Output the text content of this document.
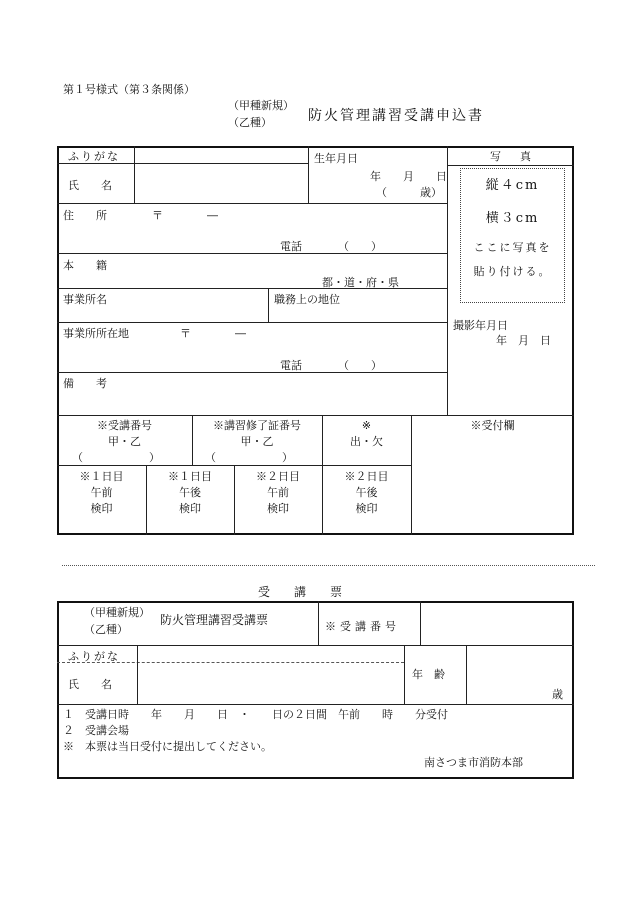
第１号様式（第３条関係）
（甲種新規）
（乙種）	防火管理講習受講申込書
ふりがな
氏　　名
生年月日
年　　月　　日
（　　　歳）
写　真
縦４cm
横３cm
ここに写真を
貼り付ける。
撮影年月日
年　月　日
住　　所	〒　　　　―
電話	（　　）
本　　籍
都・道・府・県
事業所名	職務上の地位
事業所所在地	〒　　　　―
電話	（　　）
備　　考
※受講番号
甲・乙
（　　　　　　）
※講習修了証番号
甲・乙
（　　　　　　）
※
出・欠
※受付欄
※１日目
午前
検印
※１日目
午後
検印
※２日目
午前
検印
※２日目
午後
検印
受　　講　　票
（甲種新規）
（乙種）
防火管理講習受講票	※受講番号
ふりがな
氏　　名
年　齢
歳
１　受講日時　　年　　月　　日　・　　日の２日間　午前　　時　　分受付
２　受講会場
※　本票は当日受付に提出してください。
南さつま市消防本部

################

### EXERCISE
Reproduce the data above in full, exactly as it is, with the pictures left out.

### SOLUTION TO THIS EXERCISE
Output the text content of this document.
第１号様式（第３条関係）
（甲種新規）
（乙種）	防火管理講習受講申込書
ふりがな
氏　　名
生年月日
年　　月　　日
（　　　歳）
写　真
縦４cm
横３cm
ここに写真を
貼り付ける。
撮影年月日
年　月　日
住　　所	〒　　　　―
電話	（　　）
本　　籍
都・道・府・県
事業所名	職務上の地位
事業所所在地	〒　　　　―
電話	（　　）
備　　考
※受講番号
甲・乙
（　　　　　　）
※講習修了証番号
甲・乙
（　　　　　　）
※
出・欠
※受付欄
※１日目
午前
検印
※１日目
午後
検印
※２日目
午前
検印
※２日目
午後
検印
受　　講　　票
（甲種新規）
（乙種）
防火管理講習受講票	※受講番号
ふりがな
氏　　名
年　齢
歳
１　受講日時　　年　　月　　日　・　　日の２日間　午前　　時　　分受付
２　受講会場
※　本票は当日受付に提出してください。
南さつま市消防本部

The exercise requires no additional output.